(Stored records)
* * * * * * * * *
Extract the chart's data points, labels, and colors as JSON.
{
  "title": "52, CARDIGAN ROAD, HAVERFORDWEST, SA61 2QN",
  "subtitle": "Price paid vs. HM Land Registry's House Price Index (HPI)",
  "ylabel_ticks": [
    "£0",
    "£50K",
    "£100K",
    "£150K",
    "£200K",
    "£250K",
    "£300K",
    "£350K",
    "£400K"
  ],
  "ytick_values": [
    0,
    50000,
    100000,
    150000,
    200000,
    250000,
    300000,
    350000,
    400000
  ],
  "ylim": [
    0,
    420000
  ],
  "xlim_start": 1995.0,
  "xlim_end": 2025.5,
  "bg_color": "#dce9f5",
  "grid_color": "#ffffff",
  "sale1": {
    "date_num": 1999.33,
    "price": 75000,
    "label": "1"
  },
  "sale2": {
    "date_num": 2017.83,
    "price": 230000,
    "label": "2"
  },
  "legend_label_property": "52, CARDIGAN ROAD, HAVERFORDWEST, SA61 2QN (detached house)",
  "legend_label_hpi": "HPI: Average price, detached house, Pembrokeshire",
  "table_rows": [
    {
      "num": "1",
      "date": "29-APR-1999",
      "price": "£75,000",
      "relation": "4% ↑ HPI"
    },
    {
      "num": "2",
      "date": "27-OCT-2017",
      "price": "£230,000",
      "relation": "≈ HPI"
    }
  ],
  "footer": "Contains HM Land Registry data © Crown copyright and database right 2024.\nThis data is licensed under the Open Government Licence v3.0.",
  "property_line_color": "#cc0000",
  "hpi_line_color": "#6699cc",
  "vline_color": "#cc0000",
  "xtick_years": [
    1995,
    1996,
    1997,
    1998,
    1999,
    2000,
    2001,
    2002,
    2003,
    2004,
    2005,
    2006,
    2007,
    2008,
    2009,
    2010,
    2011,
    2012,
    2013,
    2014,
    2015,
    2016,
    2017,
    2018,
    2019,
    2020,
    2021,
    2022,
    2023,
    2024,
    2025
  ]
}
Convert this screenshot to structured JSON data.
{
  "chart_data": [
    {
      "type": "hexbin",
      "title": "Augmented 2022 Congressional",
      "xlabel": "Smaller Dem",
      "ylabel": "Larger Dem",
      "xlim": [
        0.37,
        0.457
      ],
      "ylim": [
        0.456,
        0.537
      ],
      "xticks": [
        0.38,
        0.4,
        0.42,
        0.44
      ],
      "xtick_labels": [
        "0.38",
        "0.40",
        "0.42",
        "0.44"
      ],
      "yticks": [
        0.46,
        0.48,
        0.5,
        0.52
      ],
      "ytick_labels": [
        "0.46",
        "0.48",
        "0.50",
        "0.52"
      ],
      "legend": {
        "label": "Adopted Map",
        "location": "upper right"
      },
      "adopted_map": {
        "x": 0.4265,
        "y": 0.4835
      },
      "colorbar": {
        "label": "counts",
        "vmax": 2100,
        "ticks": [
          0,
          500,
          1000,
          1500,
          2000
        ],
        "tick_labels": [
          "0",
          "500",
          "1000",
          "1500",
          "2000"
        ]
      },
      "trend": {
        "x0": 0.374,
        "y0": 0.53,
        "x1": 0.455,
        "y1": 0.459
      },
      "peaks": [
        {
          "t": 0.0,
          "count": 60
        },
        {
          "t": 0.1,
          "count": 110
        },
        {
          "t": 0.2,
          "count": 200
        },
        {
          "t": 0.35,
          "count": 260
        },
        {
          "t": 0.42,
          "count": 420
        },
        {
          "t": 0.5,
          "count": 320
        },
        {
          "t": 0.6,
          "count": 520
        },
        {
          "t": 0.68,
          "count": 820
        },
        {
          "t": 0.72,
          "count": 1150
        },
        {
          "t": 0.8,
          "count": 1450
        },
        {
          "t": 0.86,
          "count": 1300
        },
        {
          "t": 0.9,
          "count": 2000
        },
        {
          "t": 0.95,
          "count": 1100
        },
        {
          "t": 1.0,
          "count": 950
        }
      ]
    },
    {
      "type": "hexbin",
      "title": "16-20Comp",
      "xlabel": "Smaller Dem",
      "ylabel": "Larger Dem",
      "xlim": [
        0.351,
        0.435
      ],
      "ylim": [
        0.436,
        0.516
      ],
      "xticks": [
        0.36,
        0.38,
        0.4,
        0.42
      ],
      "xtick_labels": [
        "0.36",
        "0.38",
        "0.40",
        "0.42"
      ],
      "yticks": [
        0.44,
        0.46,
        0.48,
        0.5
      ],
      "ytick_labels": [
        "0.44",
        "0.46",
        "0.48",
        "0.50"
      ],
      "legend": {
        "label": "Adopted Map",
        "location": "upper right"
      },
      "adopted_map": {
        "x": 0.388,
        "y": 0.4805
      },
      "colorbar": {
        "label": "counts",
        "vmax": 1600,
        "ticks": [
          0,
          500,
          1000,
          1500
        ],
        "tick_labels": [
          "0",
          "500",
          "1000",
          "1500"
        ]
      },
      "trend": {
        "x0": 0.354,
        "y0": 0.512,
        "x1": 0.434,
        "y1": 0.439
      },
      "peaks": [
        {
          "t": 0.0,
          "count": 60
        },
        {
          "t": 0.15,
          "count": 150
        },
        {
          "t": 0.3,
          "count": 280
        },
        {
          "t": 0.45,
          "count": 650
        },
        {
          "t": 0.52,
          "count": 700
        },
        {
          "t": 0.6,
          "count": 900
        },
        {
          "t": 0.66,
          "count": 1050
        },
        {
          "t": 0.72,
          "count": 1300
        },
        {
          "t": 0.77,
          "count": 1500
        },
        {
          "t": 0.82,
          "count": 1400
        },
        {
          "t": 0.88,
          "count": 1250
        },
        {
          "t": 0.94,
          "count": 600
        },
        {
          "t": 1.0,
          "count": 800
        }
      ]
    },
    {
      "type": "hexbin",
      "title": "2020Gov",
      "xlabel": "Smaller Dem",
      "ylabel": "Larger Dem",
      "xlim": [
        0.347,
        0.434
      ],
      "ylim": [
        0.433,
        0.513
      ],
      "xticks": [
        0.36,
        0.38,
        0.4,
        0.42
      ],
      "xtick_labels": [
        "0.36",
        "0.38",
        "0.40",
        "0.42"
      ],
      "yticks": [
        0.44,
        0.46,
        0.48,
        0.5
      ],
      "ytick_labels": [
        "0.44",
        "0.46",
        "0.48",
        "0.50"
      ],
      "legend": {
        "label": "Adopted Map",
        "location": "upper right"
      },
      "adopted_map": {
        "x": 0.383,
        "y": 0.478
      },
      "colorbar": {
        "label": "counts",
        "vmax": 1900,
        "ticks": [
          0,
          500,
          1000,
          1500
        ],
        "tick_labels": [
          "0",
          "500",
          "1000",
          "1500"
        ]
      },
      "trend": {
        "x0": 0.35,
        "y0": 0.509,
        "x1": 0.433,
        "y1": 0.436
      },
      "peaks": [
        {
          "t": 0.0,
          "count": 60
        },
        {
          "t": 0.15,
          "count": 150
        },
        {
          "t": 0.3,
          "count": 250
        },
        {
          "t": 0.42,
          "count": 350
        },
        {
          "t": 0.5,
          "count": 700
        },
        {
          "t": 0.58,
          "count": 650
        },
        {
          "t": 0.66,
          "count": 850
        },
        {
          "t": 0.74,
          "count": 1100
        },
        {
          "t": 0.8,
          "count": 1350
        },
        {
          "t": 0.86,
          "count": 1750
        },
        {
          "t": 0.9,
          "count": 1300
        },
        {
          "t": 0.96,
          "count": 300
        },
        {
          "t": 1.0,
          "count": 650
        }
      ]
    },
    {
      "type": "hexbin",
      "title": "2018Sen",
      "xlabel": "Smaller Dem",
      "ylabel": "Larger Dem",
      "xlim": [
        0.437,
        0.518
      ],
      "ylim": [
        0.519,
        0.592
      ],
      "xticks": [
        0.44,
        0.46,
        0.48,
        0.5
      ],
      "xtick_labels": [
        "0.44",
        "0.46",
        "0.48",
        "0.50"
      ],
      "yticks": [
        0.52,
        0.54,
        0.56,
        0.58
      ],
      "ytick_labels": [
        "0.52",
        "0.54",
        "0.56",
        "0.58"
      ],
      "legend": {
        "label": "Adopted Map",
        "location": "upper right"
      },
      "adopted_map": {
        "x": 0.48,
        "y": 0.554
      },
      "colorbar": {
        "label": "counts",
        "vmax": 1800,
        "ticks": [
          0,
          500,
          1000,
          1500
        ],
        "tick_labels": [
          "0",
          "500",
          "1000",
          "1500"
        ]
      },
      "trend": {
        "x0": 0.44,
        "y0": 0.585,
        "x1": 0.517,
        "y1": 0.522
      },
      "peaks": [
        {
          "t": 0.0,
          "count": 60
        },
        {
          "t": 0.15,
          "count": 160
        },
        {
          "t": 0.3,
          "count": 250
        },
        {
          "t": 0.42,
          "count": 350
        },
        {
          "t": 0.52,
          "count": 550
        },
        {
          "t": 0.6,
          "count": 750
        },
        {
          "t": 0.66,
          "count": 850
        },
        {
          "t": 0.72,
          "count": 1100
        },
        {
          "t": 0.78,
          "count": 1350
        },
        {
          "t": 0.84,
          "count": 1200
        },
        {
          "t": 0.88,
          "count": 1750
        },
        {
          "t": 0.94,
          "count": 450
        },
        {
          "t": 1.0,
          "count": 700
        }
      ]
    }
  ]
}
* * * * * * * * *
TO DO
Go through the records. Copy each line where "Registry" appears.

CORRECT RESULT
  "subtitle": "Price paid vs. HM Land Registry's House Price Index (HPI)",
  "footer": "Contains HM Land Registry data © Crown copyright and database right 2024.\nThis data is licensed under the Open Government Licence v3.0.",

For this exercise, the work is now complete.